TASK DESCRIPTION >> Return each line of the records holding the string "养老机构护理".

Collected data

----

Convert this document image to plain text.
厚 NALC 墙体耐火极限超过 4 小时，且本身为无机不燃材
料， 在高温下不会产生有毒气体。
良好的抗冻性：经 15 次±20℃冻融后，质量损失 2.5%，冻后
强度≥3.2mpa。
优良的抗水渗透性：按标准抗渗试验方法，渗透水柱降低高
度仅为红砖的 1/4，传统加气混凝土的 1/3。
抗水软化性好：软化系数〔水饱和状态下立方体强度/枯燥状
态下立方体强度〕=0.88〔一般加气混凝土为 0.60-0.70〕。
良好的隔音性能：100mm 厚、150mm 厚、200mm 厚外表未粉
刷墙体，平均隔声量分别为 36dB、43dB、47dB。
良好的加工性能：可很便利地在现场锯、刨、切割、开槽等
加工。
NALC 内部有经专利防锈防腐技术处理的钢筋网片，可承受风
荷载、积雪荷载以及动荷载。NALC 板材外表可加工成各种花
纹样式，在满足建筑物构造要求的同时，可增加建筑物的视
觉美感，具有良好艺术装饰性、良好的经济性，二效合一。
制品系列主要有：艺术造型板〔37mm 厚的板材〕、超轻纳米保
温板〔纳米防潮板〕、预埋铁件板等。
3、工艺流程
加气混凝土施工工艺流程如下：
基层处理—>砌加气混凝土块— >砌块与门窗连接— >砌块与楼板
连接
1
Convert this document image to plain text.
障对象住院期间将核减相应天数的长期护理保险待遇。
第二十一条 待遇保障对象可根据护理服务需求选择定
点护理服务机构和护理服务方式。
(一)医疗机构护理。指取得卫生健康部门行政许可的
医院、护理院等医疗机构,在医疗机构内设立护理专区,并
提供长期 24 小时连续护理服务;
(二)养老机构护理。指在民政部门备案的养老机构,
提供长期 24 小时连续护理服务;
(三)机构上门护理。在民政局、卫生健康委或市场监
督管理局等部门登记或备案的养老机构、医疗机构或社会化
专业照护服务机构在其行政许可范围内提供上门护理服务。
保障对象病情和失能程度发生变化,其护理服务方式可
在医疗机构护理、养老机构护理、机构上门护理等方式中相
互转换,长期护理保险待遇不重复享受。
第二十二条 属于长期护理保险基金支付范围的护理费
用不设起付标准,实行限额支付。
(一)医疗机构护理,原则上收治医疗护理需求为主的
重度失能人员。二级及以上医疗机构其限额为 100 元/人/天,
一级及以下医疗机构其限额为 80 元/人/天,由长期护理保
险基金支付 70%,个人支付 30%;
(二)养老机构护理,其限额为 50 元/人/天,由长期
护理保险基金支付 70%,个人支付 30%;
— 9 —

----

RESPONSE TO THIS EXERCISE >>
(二)养老机构护理。指在民政部门备案的养老机构,
在医疗机构护理、养老机构护理、机构上门护理等方式中相
(二)养老机构护理,其限额为 50 元/人/天,由长期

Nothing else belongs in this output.